Rows from a figure dataset:
################

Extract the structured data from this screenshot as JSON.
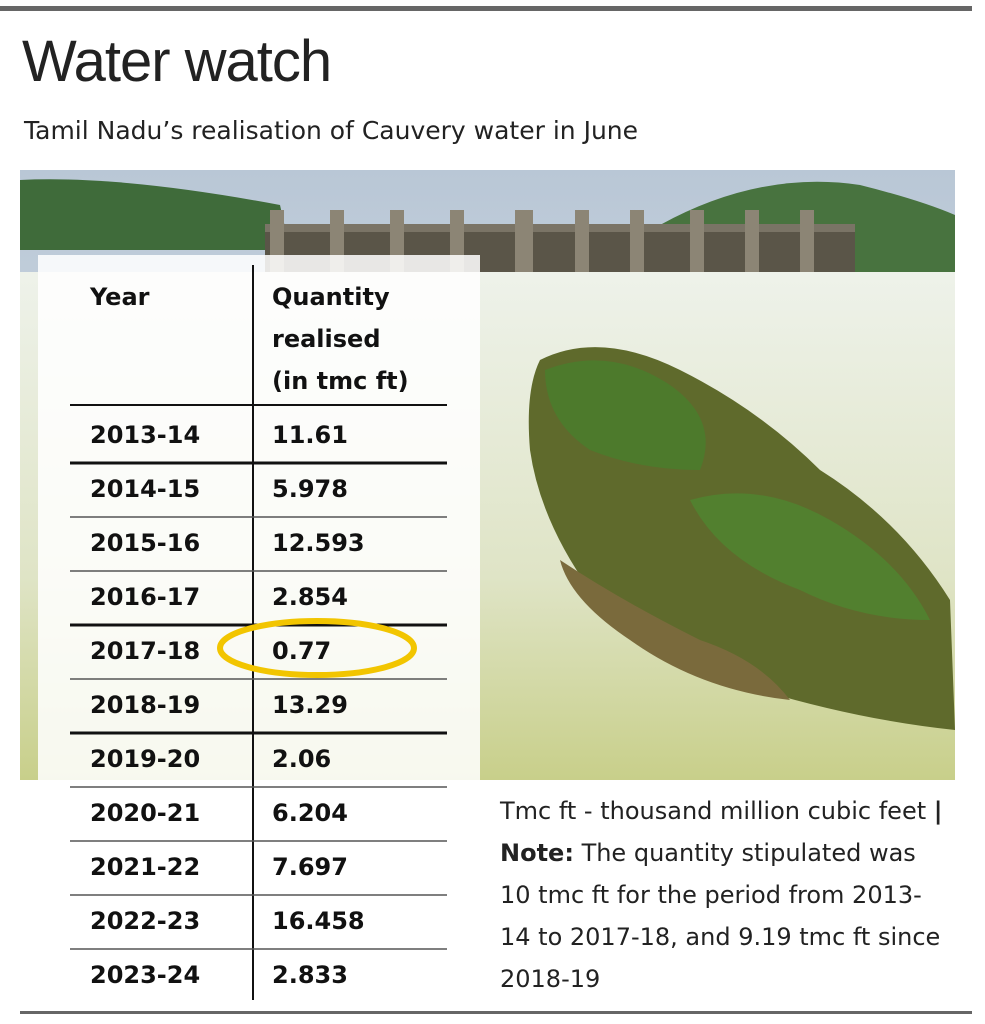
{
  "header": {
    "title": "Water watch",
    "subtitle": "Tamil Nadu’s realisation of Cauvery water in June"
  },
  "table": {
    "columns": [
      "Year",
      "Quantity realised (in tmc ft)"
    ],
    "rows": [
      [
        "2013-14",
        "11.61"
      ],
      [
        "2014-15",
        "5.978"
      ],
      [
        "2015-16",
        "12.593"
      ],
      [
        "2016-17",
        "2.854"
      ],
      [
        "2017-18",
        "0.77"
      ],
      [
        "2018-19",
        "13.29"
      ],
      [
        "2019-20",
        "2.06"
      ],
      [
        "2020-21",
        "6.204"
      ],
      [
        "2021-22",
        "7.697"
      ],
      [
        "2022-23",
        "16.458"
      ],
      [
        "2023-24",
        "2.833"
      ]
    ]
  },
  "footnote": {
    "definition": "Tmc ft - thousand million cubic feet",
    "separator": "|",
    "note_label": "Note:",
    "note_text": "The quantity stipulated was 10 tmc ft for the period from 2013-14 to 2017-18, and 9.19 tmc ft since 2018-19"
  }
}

################

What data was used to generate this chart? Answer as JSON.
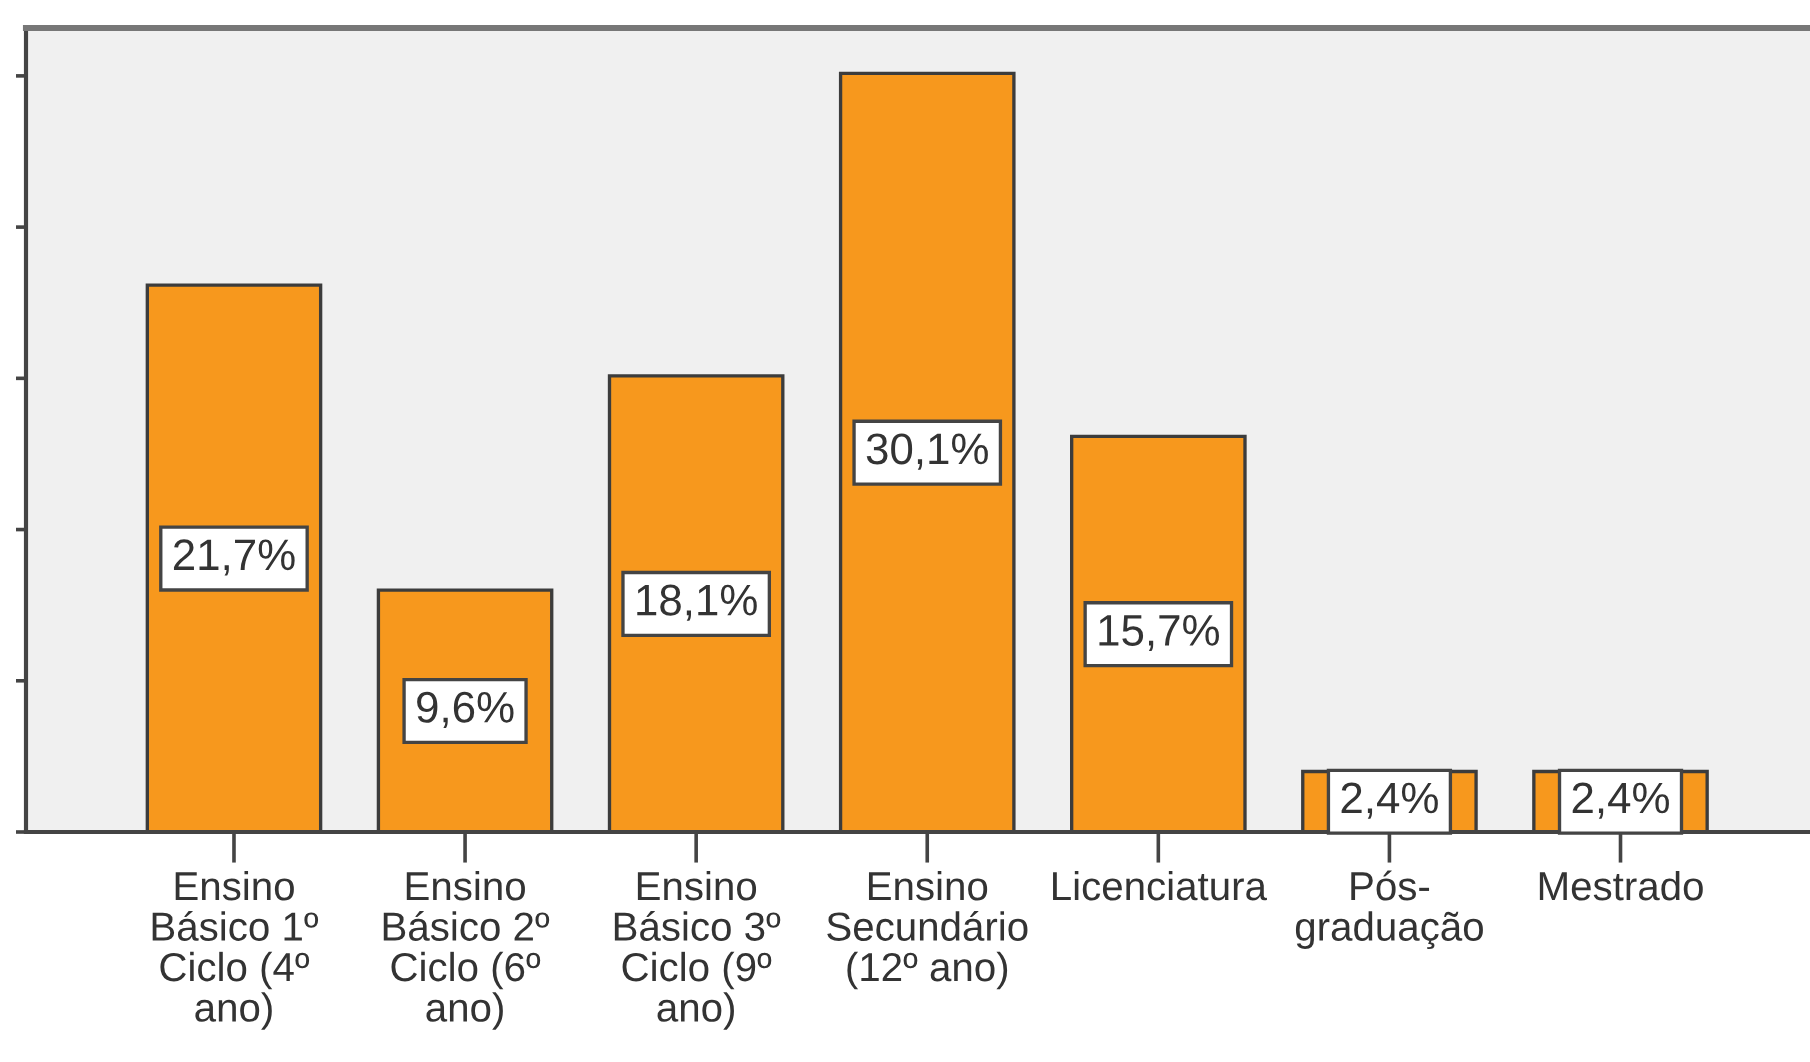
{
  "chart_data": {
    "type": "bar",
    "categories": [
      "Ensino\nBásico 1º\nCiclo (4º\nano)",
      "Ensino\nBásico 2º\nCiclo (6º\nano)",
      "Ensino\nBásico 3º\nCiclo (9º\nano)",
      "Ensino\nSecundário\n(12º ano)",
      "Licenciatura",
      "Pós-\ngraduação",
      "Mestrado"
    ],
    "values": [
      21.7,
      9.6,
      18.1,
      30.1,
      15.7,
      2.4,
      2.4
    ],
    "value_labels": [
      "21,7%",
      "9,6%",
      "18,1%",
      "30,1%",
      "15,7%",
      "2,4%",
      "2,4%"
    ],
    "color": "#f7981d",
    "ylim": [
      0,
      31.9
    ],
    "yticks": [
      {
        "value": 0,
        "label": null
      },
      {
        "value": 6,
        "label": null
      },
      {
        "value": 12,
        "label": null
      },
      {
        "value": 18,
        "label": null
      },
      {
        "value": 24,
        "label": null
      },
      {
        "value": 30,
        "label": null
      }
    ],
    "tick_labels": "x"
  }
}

################

GIVEN REQUEST:
Go through the listing above and locate each line that holds the word "nBásico". Copy those lines.

FINAL RESULT:
      "Ensino\nBásico 1º\nCiclo (4º\nano)",
      "Ensino\nBásico 2º\nCiclo (6º\nano)",
      "Ensino\nBásico 3º\nCiclo (9º\nano)",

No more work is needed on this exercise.